* _DIRECTIONS FOR THIS TASK_
Return all entries precisely as they stand, without the images.

(Records about charts and figures)
■ ■ ■

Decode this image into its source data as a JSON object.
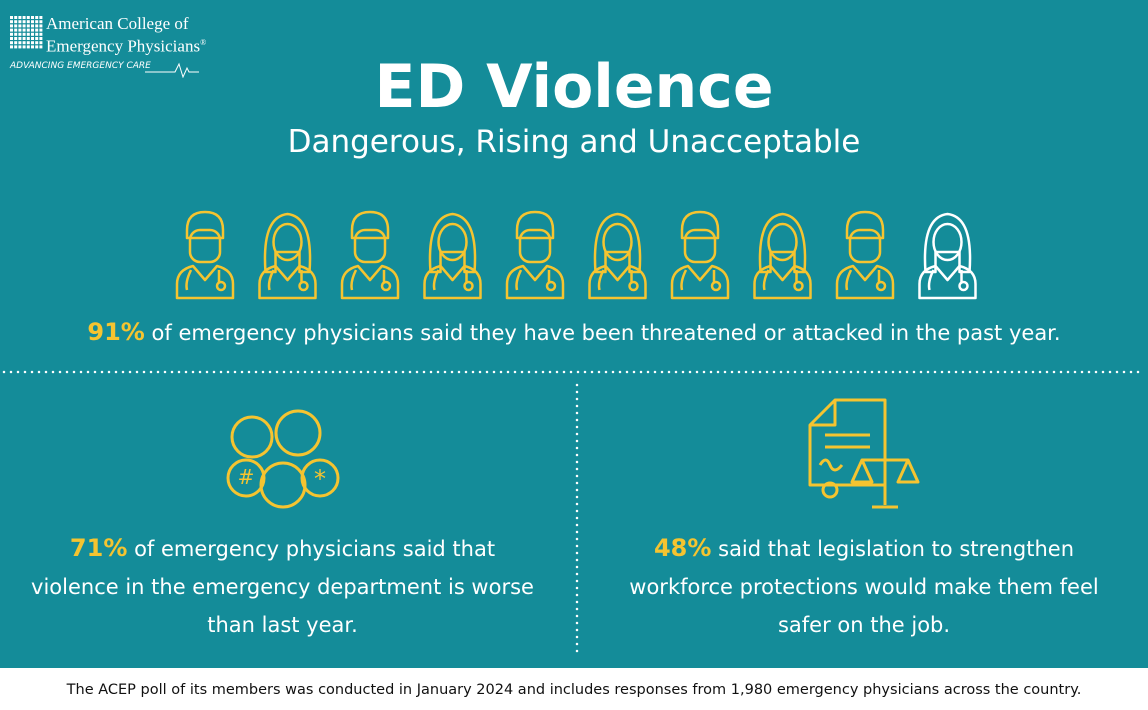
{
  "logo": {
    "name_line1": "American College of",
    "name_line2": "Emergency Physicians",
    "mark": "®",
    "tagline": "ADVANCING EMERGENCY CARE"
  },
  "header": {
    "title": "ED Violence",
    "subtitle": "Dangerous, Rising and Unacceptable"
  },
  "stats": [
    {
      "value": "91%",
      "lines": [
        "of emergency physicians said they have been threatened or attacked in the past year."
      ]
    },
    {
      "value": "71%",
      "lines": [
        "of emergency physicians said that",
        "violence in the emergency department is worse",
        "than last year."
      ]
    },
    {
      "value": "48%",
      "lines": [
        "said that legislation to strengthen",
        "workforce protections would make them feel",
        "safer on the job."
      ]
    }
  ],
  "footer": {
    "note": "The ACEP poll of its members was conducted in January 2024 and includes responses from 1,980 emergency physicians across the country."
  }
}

■ ■ ■

* _OUTPUT BELOW_
Decode this image into its source data as a JSON object.
{
  "logo": {
    "name_line1": "American College of",
    "name_line2": "Emergency Physicians",
    "mark": "®",
    "tagline": "ADVANCING EMERGENCY CARE"
  },
  "header": {
    "title": "ED Violence",
    "subtitle": "Dangerous, Rising and Unacceptable"
  },
  "stats": [
    {
      "value": "91%",
      "lines": [
        "of emergency physicians said they have been threatened or attacked in the past year."
      ]
    },
    {
      "value": "71%",
      "lines": [
        "of emergency physicians said that",
        "violence in the emergency department is worse",
        "than last year."
      ]
    },
    {
      "value": "48%",
      "lines": [
        "said that legislation to strengthen",
        "workforce protections would make them feel",
        "safer on the job."
      ]
    }
  ],
  "footer": {
    "note": "The ACEP poll of its members was conducted in January 2024 and includes responses from 1,980 emergency physicians across the country."
  }
}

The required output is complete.